## Document section
☆ ☆ ☆ ☆
I strapped on my helmet, got on, lunged forward a bit, braked a bit, accelerated a bit, thought ‘I’ve sooo got this’, set off onto the road and managed to get about 30 yards before someone overtook my rapid 5mph speed and I panicked and fell off. Doh.

Fortunately I fell onto the grass, although I did sustain some scrapes and minor cuts and bruises – and had neck-ache the next day, who knew you could get whiplash at 5mph?? But without a doubt the most damage was to my ego. How embarrassing!!

Dave came over to check I was okay and to drive the bike back, which took him about three seconds because I was still within spitting distance of where I’d set off from, and the woman who’d freaked me out by overtaking me – not her fault at all – was very reassuring that it happens to everyone, don’t worry about it, etc. etc. Yeah, but where are all those learner muppets falling off bikes now eh?? Only me coming off it here lah!

Well, that was certainly enough excitement for one day, so I went down to the beach instead, where I couldn’t hurt myself or anyone else. The next day I borrowed a push bike, which was considerably safer, although I haven’t ridden one for years so I was still a bit wobbly. I didn’t fall off it though, so, you know, could have been worse.
☆ ☆ ☆ ☆
## Information supplied
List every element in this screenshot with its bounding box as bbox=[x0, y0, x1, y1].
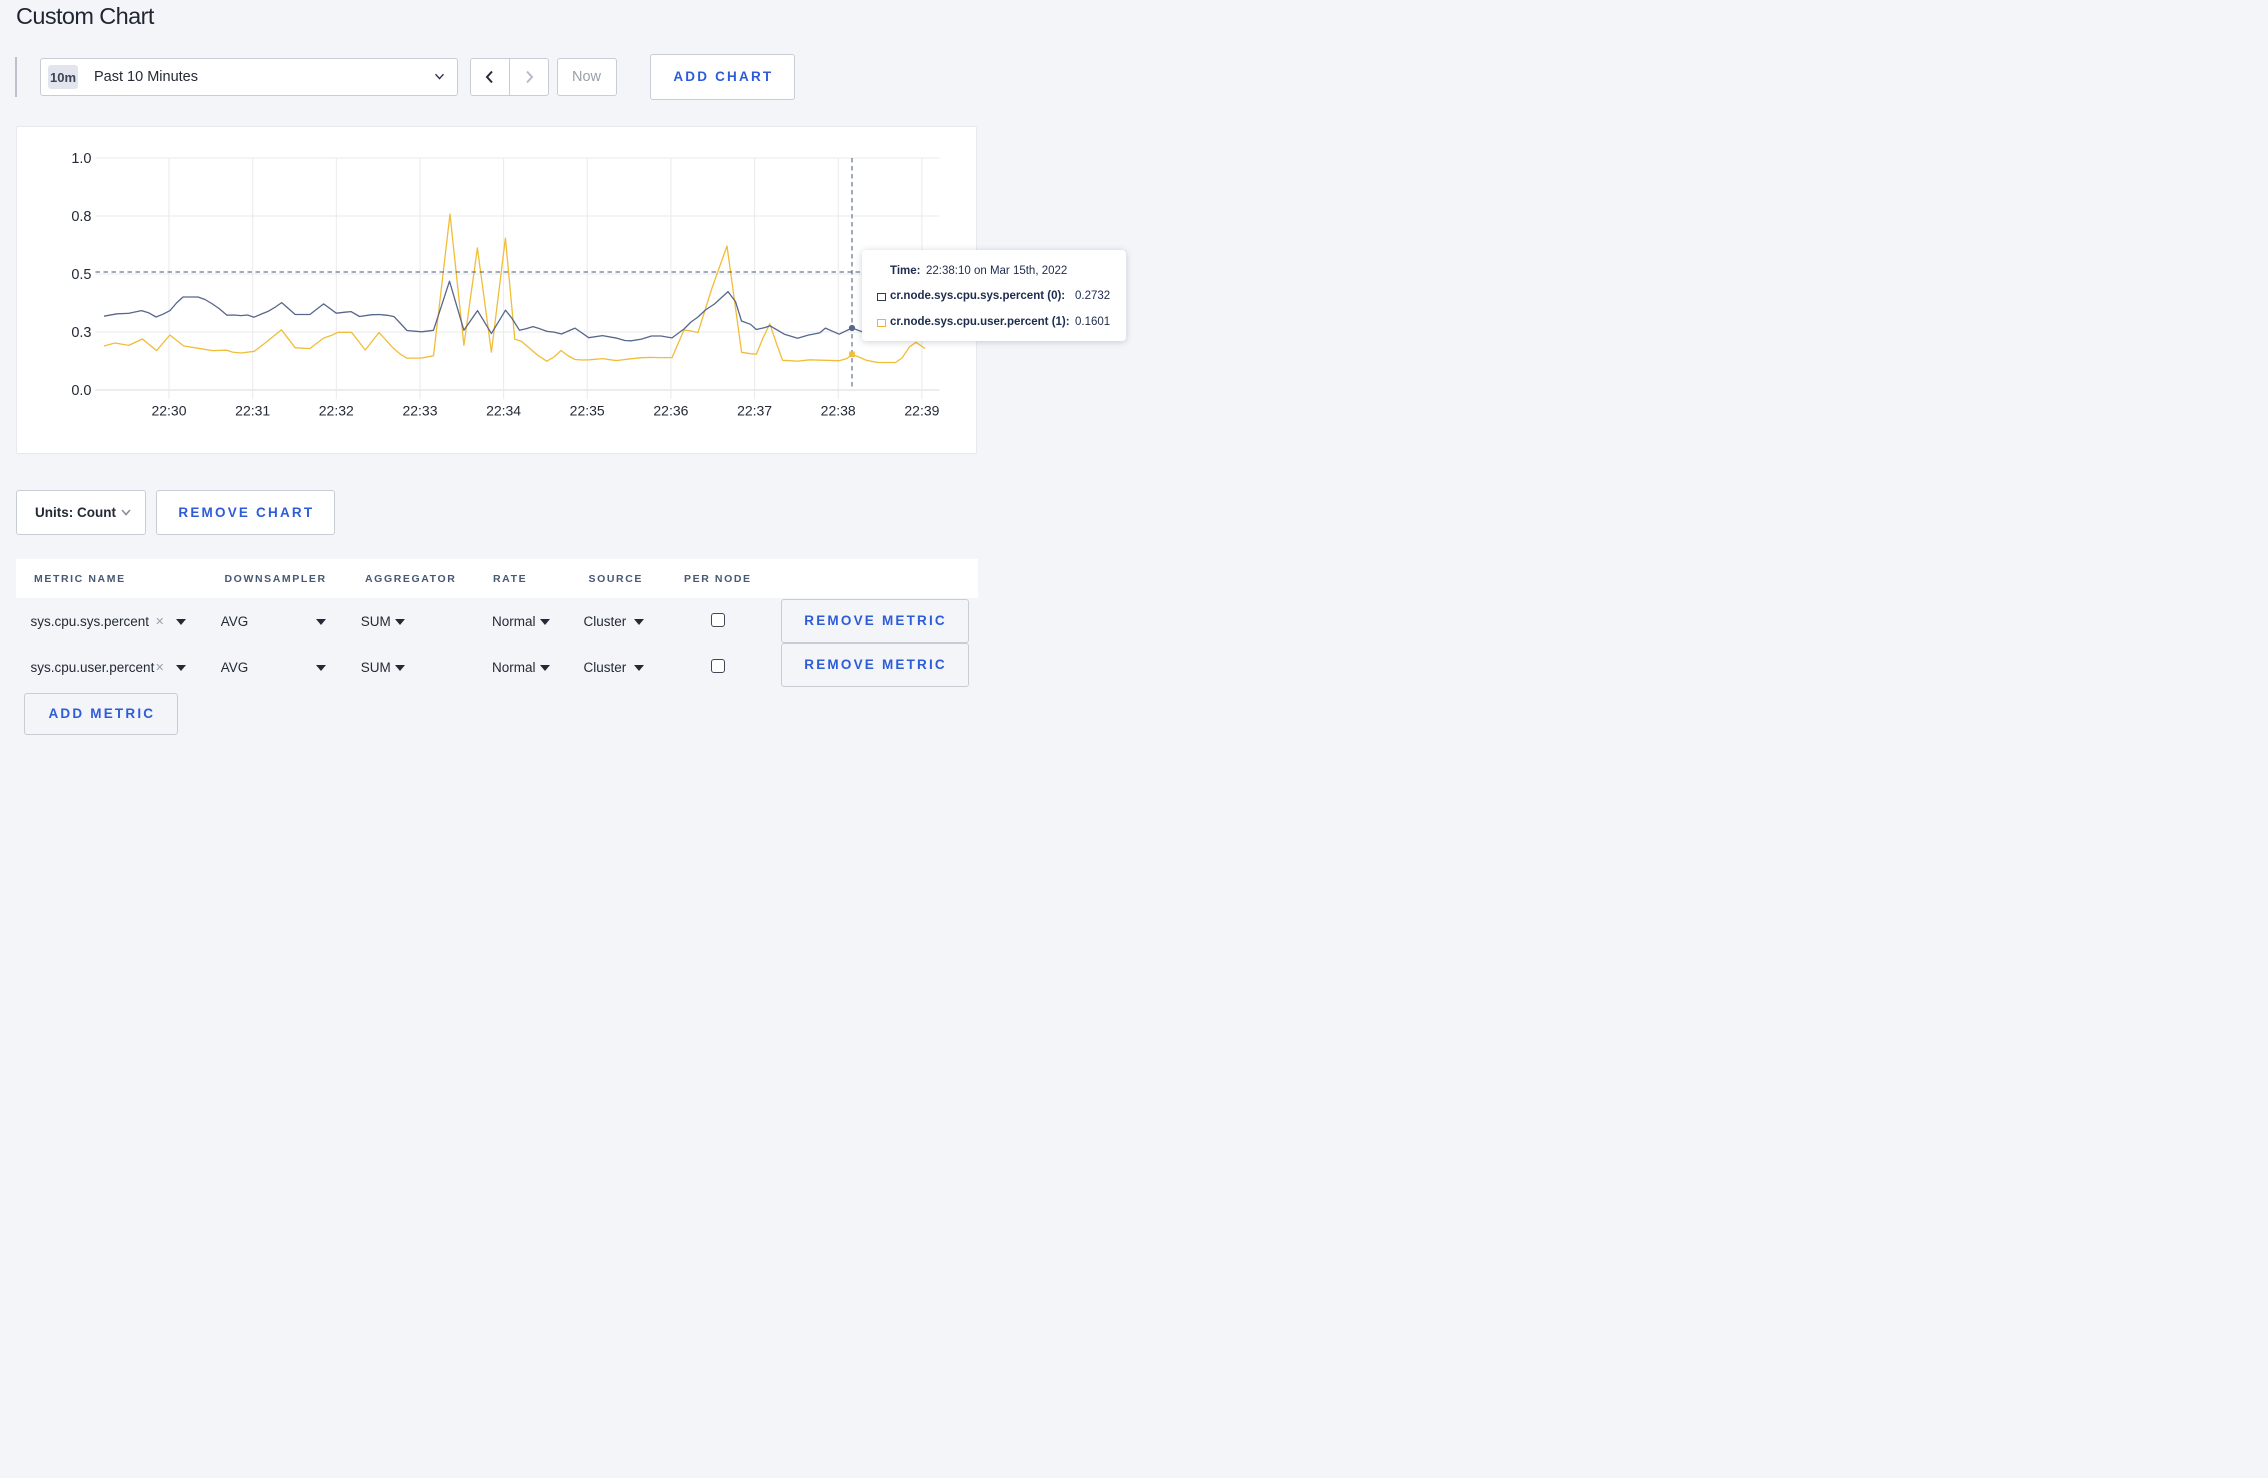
☆ ☆ ☆ ☆
## Instruction
Answer these questions about the account of falling off a bike above, one per line:
1. About how far did the writer get on the road before falling off?
2. Who came over to check on the writer and drive the bike back?
3. What did the writer borrow the next day?

## Exercise answer
1. About 30 yards.
2. Dave.
3. A push bike.